:: What this task involves ::
Word for word, retype every entry in the listing.

:: Data entries ::
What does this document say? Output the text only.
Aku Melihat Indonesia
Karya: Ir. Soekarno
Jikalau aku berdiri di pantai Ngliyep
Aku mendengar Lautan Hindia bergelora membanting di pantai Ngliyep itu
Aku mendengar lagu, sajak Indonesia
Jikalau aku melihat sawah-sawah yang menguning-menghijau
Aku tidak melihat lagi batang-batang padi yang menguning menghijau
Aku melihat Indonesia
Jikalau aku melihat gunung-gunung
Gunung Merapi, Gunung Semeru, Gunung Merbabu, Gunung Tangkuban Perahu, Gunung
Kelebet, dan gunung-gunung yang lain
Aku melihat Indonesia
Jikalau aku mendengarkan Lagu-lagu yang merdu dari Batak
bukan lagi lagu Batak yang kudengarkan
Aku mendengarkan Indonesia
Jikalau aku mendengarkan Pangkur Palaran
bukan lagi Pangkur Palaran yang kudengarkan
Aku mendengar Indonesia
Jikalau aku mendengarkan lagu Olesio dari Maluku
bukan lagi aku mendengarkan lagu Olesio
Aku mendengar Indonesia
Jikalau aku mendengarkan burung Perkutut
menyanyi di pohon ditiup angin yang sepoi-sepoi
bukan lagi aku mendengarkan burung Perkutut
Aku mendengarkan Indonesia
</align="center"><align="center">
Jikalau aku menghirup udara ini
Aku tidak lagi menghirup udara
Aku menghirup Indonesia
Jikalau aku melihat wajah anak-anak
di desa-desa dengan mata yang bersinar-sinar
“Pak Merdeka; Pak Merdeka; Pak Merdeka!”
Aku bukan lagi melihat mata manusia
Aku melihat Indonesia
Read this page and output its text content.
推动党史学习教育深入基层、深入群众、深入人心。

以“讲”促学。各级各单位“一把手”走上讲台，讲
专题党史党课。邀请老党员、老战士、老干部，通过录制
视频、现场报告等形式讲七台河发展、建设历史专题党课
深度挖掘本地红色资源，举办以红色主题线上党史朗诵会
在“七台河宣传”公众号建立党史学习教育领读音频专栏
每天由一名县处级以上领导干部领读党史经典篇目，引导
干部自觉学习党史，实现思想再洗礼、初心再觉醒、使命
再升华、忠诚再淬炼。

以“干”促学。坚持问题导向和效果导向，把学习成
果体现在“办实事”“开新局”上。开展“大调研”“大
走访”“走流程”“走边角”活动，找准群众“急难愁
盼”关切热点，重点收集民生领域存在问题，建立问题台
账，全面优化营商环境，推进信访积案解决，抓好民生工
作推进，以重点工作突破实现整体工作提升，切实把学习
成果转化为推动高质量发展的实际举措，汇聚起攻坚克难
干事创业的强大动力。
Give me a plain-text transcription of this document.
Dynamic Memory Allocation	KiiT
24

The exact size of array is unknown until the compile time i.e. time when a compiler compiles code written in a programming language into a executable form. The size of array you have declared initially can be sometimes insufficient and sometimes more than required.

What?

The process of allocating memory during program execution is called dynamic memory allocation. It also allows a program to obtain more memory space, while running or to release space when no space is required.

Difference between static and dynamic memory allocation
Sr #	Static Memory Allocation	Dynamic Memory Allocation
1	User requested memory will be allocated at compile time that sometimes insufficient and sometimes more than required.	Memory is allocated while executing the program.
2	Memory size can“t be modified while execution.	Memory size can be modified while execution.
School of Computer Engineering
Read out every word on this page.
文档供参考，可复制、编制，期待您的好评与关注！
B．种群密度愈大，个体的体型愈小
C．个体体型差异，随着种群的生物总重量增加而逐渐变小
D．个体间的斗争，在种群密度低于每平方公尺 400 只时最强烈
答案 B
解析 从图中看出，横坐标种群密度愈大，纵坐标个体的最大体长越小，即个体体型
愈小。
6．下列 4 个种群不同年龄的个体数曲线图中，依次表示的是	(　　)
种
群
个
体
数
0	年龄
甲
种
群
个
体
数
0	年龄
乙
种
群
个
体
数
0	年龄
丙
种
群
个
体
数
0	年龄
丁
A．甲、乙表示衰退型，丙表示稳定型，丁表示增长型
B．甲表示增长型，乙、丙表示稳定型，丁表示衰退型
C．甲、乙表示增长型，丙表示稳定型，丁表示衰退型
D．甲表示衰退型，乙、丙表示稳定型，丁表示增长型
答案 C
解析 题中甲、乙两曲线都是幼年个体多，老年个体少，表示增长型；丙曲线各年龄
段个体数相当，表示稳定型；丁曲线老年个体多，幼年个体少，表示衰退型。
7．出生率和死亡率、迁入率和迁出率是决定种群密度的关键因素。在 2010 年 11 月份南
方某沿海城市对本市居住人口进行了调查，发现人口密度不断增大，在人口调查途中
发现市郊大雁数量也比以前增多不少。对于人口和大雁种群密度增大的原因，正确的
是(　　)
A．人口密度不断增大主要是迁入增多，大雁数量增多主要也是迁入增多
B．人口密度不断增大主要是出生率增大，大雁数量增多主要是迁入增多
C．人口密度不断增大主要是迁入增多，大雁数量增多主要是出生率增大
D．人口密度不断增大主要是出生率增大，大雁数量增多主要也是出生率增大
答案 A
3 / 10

:: Finished answer ::
What does this document say? Output the text only.
Aku Melihat Indonesia
Karya: Ir. Soekarno
Jikalau aku berdiri di pantai Ngliyep
Aku mendengar Lautan Hindia bergelora membanting di pantai Ngliyep itu
Aku mendengar lagu, sajak Indonesia
Jikalau aku melihat sawah-sawah yang menguning-menghijau
Aku tidak melihat lagi batang-batang padi yang menguning menghijau
Aku melihat Indonesia
Jikalau aku melihat gunung-gunung
Gunung Merapi, Gunung Semeru, Gunung Merbabu, Gunung Tangkuban Perahu, Gunung
Kelebet, dan gunung-gunung yang lain
Aku melihat Indonesia
Jikalau aku mendengarkan Lagu-lagu yang merdu dari Batak
bukan lagi lagu Batak yang kudengarkan
Aku mendengarkan Indonesia
Jikalau aku mendengarkan Pangkur Palaran
bukan lagi Pangkur Palaran yang kudengarkan
Aku mendengar Indonesia
Jikalau aku mendengarkan lagu Olesio dari Maluku
bukan lagi aku mendengarkan lagu Olesio
Aku mendengar Indonesia
Jikalau aku mendengarkan burung Perkutut
menyanyi di pohon ditiup angin yang sepoi-sepoi
bukan lagi aku mendengarkan burung Perkutut
Aku mendengarkan Indonesia
</align="center"><align="center">
Jikalau aku menghirup udara ini
Aku tidak lagi menghirup udara
Aku menghirup Indonesia
Jikalau aku melihat wajah anak-anak
di desa-desa dengan mata yang bersinar-sinar
“Pak Merdeka; Pak Merdeka; Pak Merdeka!”
Aku bukan lagi melihat mata manusia
Aku melihat Indonesia
Read this page and output its text content.
推动党史学习教育深入基层、深入群众、深入人心。

以“讲”促学。各级各单位“一把手”走上讲台，讲
专题党史党课。邀请老党员、老战士、老干部，通过录制
视频、现场报告等形式讲七台河发展、建设历史专题党课
深度挖掘本地红色资源，举办以红色主题线上党史朗诵会
在“七台河宣传”公众号建立党史学习教育领读音频专栏
每天由一名县处级以上领导干部领读党史经典篇目，引导
干部自觉学习党史，实现思想再洗礼、初心再觉醒、使命
再升华、忠诚再淬炼。

以“干”促学。坚持问题导向和效果导向，把学习成
果体现在“办实事”“开新局”上。开展“大调研”“大
走访”“走流程”“走边角”活动，找准群众“急难愁
盼”关切热点，重点收集民生领域存在问题，建立问题台
账，全面优化营商环境，推进信访积案解决，抓好民生工
作推进，以重点工作突破实现整体工作提升，切实把学习
成果转化为推动高质量发展的实际举措，汇聚起攻坚克难
干事创业的强大动力。
Give me a plain-text transcription of this document.
Dynamic Memory Allocation	KiiT
24

The exact size of array is unknown until the compile time i.e. time when a compiler compiles code written in a programming language into a executable form. The size of array you have declared initially can be sometimes insufficient and sometimes more than required.

What?

The process of allocating memory during program execution is called dynamic memory allocation. It also allows a program to obtain more memory space, while running or to release space when no space is required.

Difference between static and dynamic memory allocation
Sr #	Static Memory Allocation	Dynamic Memory Allocation
1	User requested memory will be allocated at compile time that sometimes insufficient and sometimes more than required.	Memory is allocated while executing the program.
2	Memory size can“t be modified while execution.	Memory size can be modified while execution.
School of Computer Engineering
Read out every word on this page.
文档供参考，可复制、编制，期待您的好评与关注！
B．种群密度愈大，个体的体型愈小
C．个体体型差异，随着种群的生物总重量增加而逐渐变小
D．个体间的斗争，在种群密度低于每平方公尺 400 只时最强烈
答案 B
解析 从图中看出，横坐标种群密度愈大，纵坐标个体的最大体长越小，即个体体型
愈小。
6．下列 4 个种群不同年龄的个体数曲线图中，依次表示的是	(　　)
种
群
个
体
数
0	年龄
甲
种
群
个
体
数
0	年龄
乙
种
群
个
体
数
0	年龄
丙
种
群
个
体
数
0	年龄
丁
A．甲、乙表示衰退型，丙表示稳定型，丁表示增长型
B．甲表示增长型，乙、丙表示稳定型，丁表示衰退型
C．甲、乙表示增长型，丙表示稳定型，丁表示衰退型
D．甲表示衰退型，乙、丙表示稳定型，丁表示增长型
答案 C
解析 题中甲、乙两曲线都是幼年个体多，老年个体少，表示增长型；丙曲线各年龄
段个体数相当，表示稳定型；丁曲线老年个体多，幼年个体少，表示衰退型。
7．出生率和死亡率、迁入率和迁出率是决定种群密度的关键因素。在 2010 年 11 月份南
方某沿海城市对本市居住人口进行了调查，发现人口密度不断增大，在人口调查途中
发现市郊大雁数量也比以前增多不少。对于人口和大雁种群密度增大的原因，正确的
是(　　)
A．人口密度不断增大主要是迁入增多，大雁数量增多主要也是迁入增多
B．人口密度不断增大主要是出生率增大，大雁数量增多主要是迁入增多
C．人口密度不断增大主要是迁入增多，大雁数量增多主要是出生率增大
D．人口密度不断增大主要是出生率增大，大雁数量增多主要也是出生率增大
答案 A
3 / 10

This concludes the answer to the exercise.